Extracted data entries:

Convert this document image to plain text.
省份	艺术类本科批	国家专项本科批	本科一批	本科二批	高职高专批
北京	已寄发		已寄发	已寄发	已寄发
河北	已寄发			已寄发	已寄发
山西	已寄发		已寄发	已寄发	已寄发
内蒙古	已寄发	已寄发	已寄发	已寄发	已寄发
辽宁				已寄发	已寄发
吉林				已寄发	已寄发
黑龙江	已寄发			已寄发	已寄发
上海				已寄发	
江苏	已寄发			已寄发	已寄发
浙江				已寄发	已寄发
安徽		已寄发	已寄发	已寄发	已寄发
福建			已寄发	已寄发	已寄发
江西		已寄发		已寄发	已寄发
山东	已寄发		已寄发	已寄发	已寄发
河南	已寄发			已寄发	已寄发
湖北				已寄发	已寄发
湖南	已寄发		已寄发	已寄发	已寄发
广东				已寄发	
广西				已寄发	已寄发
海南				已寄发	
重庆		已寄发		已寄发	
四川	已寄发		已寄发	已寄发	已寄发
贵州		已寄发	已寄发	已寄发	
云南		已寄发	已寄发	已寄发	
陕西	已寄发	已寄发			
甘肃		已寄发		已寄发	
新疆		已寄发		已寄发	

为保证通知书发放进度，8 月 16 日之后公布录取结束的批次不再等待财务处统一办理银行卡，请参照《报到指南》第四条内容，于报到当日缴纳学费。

◆ EXERCISE PROMPT ◆
Set all of the records down again, exactly as they stand.

◆ SOLUTION FOR THIS TASK ◆
Convert this document image to plain text.
省份	艺术类本科批	国家专项本科批	本科一批	本科二批	高职高专批
北京	已寄发		已寄发	已寄发	已寄发
河北	已寄发			已寄发	已寄发
山西	已寄发		已寄发	已寄发	已寄发
内蒙古	已寄发	已寄发	已寄发	已寄发	已寄发
辽宁				已寄发	已寄发
吉林				已寄发	已寄发
黑龙江	已寄发			已寄发	已寄发
上海				已寄发	
江苏	已寄发			已寄发	已寄发
浙江				已寄发	已寄发
安徽		已寄发	已寄发	已寄发	已寄发
福建			已寄发	已寄发	已寄发
江西		已寄发		已寄发	已寄发
山东	已寄发		已寄发	已寄发	已寄发
河南	已寄发			已寄发	已寄发
湖北				已寄发	已寄发
湖南	已寄发		已寄发	已寄发	已寄发
广东				已寄发	
广西				已寄发	已寄发
海南				已寄发	
重庆		已寄发		已寄发	
四川	已寄发		已寄发	已寄发	已寄发
贵州		已寄发	已寄发	已寄发	
云南		已寄发	已寄发	已寄发	
陕西	已寄发	已寄发			
甘肃		已寄发		已寄发	
新疆		已寄发		已寄发	

为保证通知书发放进度，8 月 16 日之后公布录取结束的批次不再等待财务处统一办理银行卡，请参照《报到指南》第四条内容，于报到当日缴纳学费。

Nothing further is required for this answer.